-------- Extracted information
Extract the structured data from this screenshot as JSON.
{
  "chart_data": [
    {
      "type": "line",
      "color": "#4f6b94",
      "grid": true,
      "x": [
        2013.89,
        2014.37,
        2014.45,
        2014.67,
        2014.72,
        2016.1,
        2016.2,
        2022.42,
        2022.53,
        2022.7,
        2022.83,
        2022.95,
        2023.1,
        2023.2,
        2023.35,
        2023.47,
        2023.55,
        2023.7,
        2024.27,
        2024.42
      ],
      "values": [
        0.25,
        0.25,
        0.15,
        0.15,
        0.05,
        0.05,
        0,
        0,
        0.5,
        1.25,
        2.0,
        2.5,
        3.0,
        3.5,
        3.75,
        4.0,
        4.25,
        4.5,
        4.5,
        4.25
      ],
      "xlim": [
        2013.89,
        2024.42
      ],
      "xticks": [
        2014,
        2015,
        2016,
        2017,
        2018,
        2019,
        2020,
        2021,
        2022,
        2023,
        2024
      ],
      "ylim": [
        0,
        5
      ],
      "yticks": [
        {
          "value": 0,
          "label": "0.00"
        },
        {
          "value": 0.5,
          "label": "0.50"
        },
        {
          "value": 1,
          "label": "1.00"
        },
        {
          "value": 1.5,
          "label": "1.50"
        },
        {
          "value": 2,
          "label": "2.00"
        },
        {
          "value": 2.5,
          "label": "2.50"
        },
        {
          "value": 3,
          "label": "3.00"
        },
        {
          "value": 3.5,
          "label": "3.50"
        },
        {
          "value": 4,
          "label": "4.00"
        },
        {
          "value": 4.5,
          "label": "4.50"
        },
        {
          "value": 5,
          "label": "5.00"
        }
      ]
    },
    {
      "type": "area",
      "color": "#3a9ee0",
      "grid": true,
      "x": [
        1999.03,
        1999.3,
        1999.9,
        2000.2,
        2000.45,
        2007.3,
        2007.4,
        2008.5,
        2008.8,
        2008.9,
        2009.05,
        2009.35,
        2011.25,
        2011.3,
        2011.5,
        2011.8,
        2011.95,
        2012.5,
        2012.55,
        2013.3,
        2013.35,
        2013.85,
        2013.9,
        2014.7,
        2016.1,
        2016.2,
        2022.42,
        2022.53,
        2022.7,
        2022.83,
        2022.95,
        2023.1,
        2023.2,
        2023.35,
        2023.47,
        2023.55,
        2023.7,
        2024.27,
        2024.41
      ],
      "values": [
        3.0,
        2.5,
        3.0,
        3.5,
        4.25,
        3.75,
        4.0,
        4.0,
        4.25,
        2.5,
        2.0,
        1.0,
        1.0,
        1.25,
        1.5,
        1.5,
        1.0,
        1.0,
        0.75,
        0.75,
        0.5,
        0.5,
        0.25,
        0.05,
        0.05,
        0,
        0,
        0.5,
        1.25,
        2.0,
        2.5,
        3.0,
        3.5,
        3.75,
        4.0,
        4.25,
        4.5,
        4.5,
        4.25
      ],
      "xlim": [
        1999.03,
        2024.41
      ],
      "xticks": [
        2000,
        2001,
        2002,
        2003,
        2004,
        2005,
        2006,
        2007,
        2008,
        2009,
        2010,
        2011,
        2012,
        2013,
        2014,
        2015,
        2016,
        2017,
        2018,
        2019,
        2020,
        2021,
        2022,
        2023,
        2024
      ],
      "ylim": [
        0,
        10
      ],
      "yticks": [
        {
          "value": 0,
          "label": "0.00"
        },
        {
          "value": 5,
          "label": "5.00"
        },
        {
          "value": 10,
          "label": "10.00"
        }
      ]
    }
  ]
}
----------------
Instructions to follow: Give all of the entries again, word for word.

Written solution:
Extract the structured data from this screenshot as JSON.
{
  "chart_data": [
    {
      "type": "line",
      "color": "#4f6b94",
      "grid": true,
      "x": [
        2013.89,
        2014.37,
        2014.45,
        2014.67,
        2014.72,
        2016.1,
        2016.2,
        2022.42,
        2022.53,
        2022.7,
        2022.83,
        2022.95,
        2023.1,
        2023.2,
        2023.35,
        2023.47,
        2023.55,
        2023.7,
        2024.27,
        2024.42
      ],
      "values": [
        0.25,
        0.25,
        0.15,
        0.15,
        0.05,
        0.05,
        0,
        0,
        0.5,
        1.25,
        2.0,
        2.5,
        3.0,
        3.5,
        3.75,
        4.0,
        4.25,
        4.5,
        4.5,
        4.25
      ],
      "xlim": [
        2013.89,
        2024.42
      ],
      "xticks": [
        2014,
        2015,
        2016,
        2017,
        2018,
        2019,
        2020,
        2021,
        2022,
        2023,
        2024
      ],
      "ylim": [
        0,
        5
      ],
      "yticks": [
        {
          "value": 0,
          "label": "0.00"
        },
        {
          "value": 0.5,
          "label": "0.50"
        },
        {
          "value": 1,
          "label": "1.00"
        },
        {
          "value": 1.5,
          "label": "1.50"
        },
        {
          "value": 2,
          "label": "2.00"
        },
        {
          "value": 2.5,
          "label": "2.50"
        },
        {
          "value": 3,
          "label": "3.00"
        },
        {
          "value": 3.5,
          "label": "3.50"
        },
        {
          "value": 4,
          "label": "4.00"
        },
        {
          "value": 4.5,
          "label": "4.50"
        },
        {
          "value": 5,
          "label": "5.00"
        }
      ]
    },
    {
      "type": "area",
      "color": "#3a9ee0",
      "grid": true,
      "x": [
        1999.03,
        1999.3,
        1999.9,
        2000.2,
        2000.45,
        2007.3,
        2007.4,
        2008.5,
        2008.8,
        2008.9,
        2009.05,
        2009.35,
        2011.25,
        2011.3,
        2011.5,
        2011.8,
        2011.95,
        2012.5,
        2012.55,
        2013.3,
        2013.35,
        2013.85,
        2013.9,
        2014.7,
        2016.1,
        2016.2,
        2022.42,
        2022.53,
        2022.7,
        2022.83,
        2022.95,
        2023.1,
        2023.2,
        2023.35,
        2023.47,
        2023.55,
        2023.7,
        2024.27,
        2024.41
      ],
      "values": [
        3.0,
        2.5,
        3.0,
        3.5,
        4.25,
        3.75,
        4.0,
        4.0,
        4.25,
        2.5,
        2.0,
        1.0,
        1.0,
        1.25,
        1.5,
        1.5,
        1.0,
        1.0,
        0.75,
        0.75,
        0.5,
        0.5,
        0.25,
        0.05,
        0.05,
        0,
        0,
        0.5,
        1.25,
        2.0,
        2.5,
        3.0,
        3.5,
        3.75,
        4.0,
        4.25,
        4.5,
        4.5,
        4.25
      ],
      "xlim": [
        1999.03,
        2024.41
      ],
      "xticks": [
        2000,
        2001,
        2002,
        2003,
        2004,
        2005,
        2006,
        2007,
        2008,
        2009,
        2010,
        2011,
        2012,
        2013,
        2014,
        2015,
        2016,
        2017,
        2018,
        2019,
        2020,
        2021,
        2022,
        2023,
        2024
      ],
      "ylim": [
        0,
        10
      ],
      "yticks": [
        {
          "value": 0,
          "label": "0.00"
        },
        {
          "value": 5,
          "label": "5.00"
        },
        {
          "value": 10,
          "label": "10.00"
        }
      ]
    }
  ]
}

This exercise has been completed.